Exercise inputs:
********

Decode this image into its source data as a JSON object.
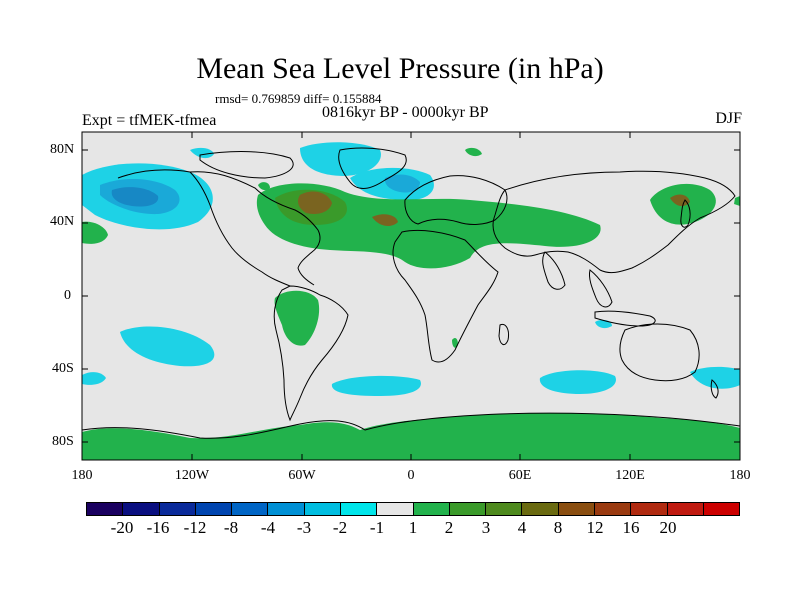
{
  "title": "Mean Sea Level Pressure (in hPa)",
  "stats": "rmsd= 0.769859 diff= 0.155884",
  "period": "0816kyr BP - 0000kyr BP",
  "experiment": "Expt = tfMEK-tfmea",
  "season": "DJF",
  "lat_ticks": [
    "80N",
    "40N",
    "0",
    "40S",
    "80S"
  ],
  "lon_ticks": [
    "180",
    "120W",
    "60W",
    "0",
    "60E",
    "120E",
    "180"
  ],
  "colorbar": {
    "colors": [
      "#1a0060",
      "#0a0f80",
      "#0a2a9a",
      "#0045b0",
      "#0065c5",
      "#0090d5",
      "#00bde0",
      "#00e5ea",
      "#e6e6e6",
      "#22b24c",
      "#3a9a2a",
      "#4e8a1e",
      "#6a6a10",
      "#8a4e10",
      "#9a3a10",
      "#b02a10",
      "#c01a10",
      "#cc0000"
    ],
    "labels": [
      "-20",
      "-16",
      "-12",
      "-8",
      "-4",
      "-3",
      "-2",
      "-1",
      "1",
      "2",
      "3",
      "4",
      "8",
      "12",
      "16",
      "20"
    ]
  },
  "fill_colors": {
    "background": "#e6e6e6",
    "pos_weak": "#22b24c",
    "pos_mid": "#3a9a2a",
    "pos_strong": "#7a6420",
    "neg_weak": "#1ed2e6",
    "neg_mid": "#1aa9d8",
    "neg_strong": "#1788c5"
  }
}
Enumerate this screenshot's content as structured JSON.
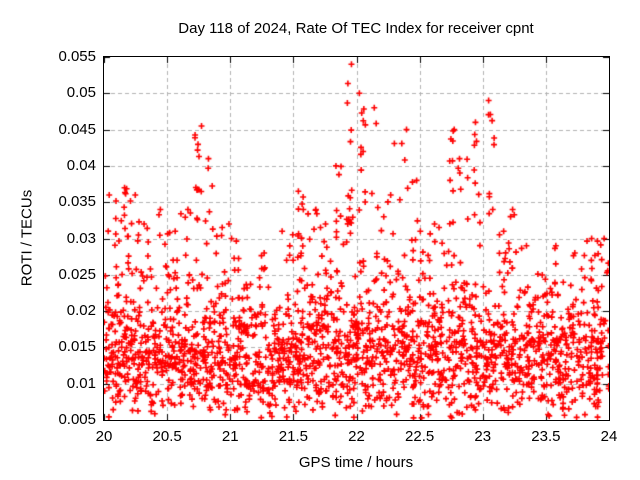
{
  "title": "Day 118 of 2024, Rate Of TEC Index for receiver cpnt",
  "colors": {
    "marker": "#ff0000",
    "grid": "#b2b2b2",
    "axis": "#000000",
    "text": "#000000",
    "background": "#ffffff"
  },
  "chart_data": {
    "type": "scatter",
    "title": "Day 118 of 2024, Rate Of TEC Index for receiver cpnt",
    "xlabel": "GPS time / hours",
    "ylabel": "ROTI / TECUs",
    "xlim": [
      20,
      24
    ],
    "ylim": [
      0.005,
      0.055
    ],
    "xticks": [
      [
        20,
        "20"
      ],
      [
        20.5,
        "20.5"
      ],
      [
        21,
        "21"
      ],
      [
        21.5,
        "21.5"
      ],
      [
        22,
        "22"
      ],
      [
        22.5,
        "22.5"
      ],
      [
        23,
        "23"
      ],
      [
        23.5,
        "23.5"
      ],
      [
        24,
        "24"
      ]
    ],
    "yticks": [
      [
        0.005,
        "0.005"
      ],
      [
        0.01,
        "0.01"
      ],
      [
        0.015,
        "0.015"
      ],
      [
        0.02,
        "0.02"
      ],
      [
        0.025,
        "0.025"
      ],
      [
        0.03,
        "0.03"
      ],
      [
        0.035,
        "0.035"
      ],
      [
        0.04,
        "0.04"
      ],
      [
        0.045,
        "0.045"
      ],
      [
        0.05,
        "0.05"
      ],
      [
        0.055,
        "0.055"
      ]
    ],
    "grid": true,
    "legend": "none",
    "series_name": "ROTI",
    "marker": {
      "shape": "plus",
      "color": "#ff0000",
      "size": 7
    },
    "max_point": {
      "t": 21.96,
      "y": 0.054
    },
    "y_core_distribution": {
      "median": 0.0145,
      "log_sigma": 0.33,
      "min": 0.0052
    },
    "bin_width_hours": 0.1,
    "density_bins_format": [
      "t_start",
      "count",
      "y_cap",
      "spike_count",
      "spike_lo",
      "spike_hi"
    ],
    "density_bins": [
      [
        20.0,
        55,
        0.03,
        6,
        0.029,
        0.036
      ],
      [
        20.1,
        58,
        0.03,
        10,
        0.03,
        0.037
      ],
      [
        20.2,
        55,
        0.03,
        6,
        0.029,
        0.036
      ],
      [
        20.3,
        50,
        0.028,
        3,
        0.027,
        0.032
      ],
      [
        20.4,
        52,
        0.029,
        4,
        0.028,
        0.034
      ],
      [
        20.5,
        55,
        0.03,
        3,
        0.028,
        0.031
      ],
      [
        20.6,
        55,
        0.03,
        5,
        0.029,
        0.034
      ],
      [
        20.7,
        52,
        0.03,
        14,
        0.032,
        0.0455
      ],
      [
        20.8,
        50,
        0.03,
        7,
        0.03,
        0.041
      ],
      [
        20.9,
        55,
        0.029,
        3,
        0.028,
        0.032
      ],
      [
        21.0,
        52,
        0.028,
        2,
        0.027,
        0.03
      ],
      [
        21.1,
        50,
        0.026,
        0,
        0,
        0
      ],
      [
        21.2,
        48,
        0.026,
        2,
        0.025,
        0.028
      ],
      [
        21.3,
        50,
        0.026,
        0,
        0,
        0
      ],
      [
        21.4,
        52,
        0.028,
        4,
        0.027,
        0.031
      ],
      [
        21.5,
        55,
        0.029,
        8,
        0.03,
        0.0365
      ],
      [
        21.6,
        55,
        0.03,
        5,
        0.029,
        0.034
      ],
      [
        21.7,
        52,
        0.029,
        4,
        0.028,
        0.032
      ],
      [
        21.8,
        52,
        0.03,
        8,
        0.03,
        0.04
      ],
      [
        21.9,
        55,
        0.031,
        16,
        0.032,
        0.054
      ],
      [
        22.0,
        55,
        0.031,
        12,
        0.032,
        0.05
      ],
      [
        22.1,
        52,
        0.03,
        5,
        0.03,
        0.048
      ],
      [
        22.2,
        50,
        0.029,
        4,
        0.028,
        0.036
      ],
      [
        22.3,
        52,
        0.03,
        5,
        0.029,
        0.045
      ],
      [
        22.4,
        52,
        0.03,
        5,
        0.029,
        0.038
      ],
      [
        22.5,
        52,
        0.029,
        3,
        0.028,
        0.031
      ],
      [
        22.6,
        52,
        0.029,
        4,
        0.028,
        0.032
      ],
      [
        22.7,
        50,
        0.03,
        10,
        0.032,
        0.045
      ],
      [
        22.8,
        50,
        0.03,
        7,
        0.03,
        0.041
      ],
      [
        22.9,
        52,
        0.03,
        9,
        0.032,
        0.046
      ],
      [
        23.0,
        52,
        0.03,
        10,
        0.033,
        0.049
      ],
      [
        23.1,
        50,
        0.028,
        3,
        0.027,
        0.031
      ],
      [
        23.2,
        50,
        0.028,
        6,
        0.028,
        0.034
      ],
      [
        23.3,
        50,
        0.027,
        2,
        0.026,
        0.029
      ],
      [
        23.4,
        50,
        0.026,
        0,
        0,
        0
      ],
      [
        23.5,
        52,
        0.027,
        2,
        0.026,
        0.029
      ],
      [
        23.6,
        50,
        0.027,
        0,
        0,
        0
      ],
      [
        23.7,
        48,
        0.026,
        2,
        0.025,
        0.028
      ],
      [
        23.8,
        50,
        0.028,
        3,
        0.027,
        0.03
      ],
      [
        23.9,
        52,
        0.028,
        4,
        0.027,
        0.03
      ]
    ]
  }
}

********

Requirements: Copy every line above that includes the string "JSON".

The reply:
Decode this image into its source data as a JSON object.
Enumerate this screenshot's content as structured JSON.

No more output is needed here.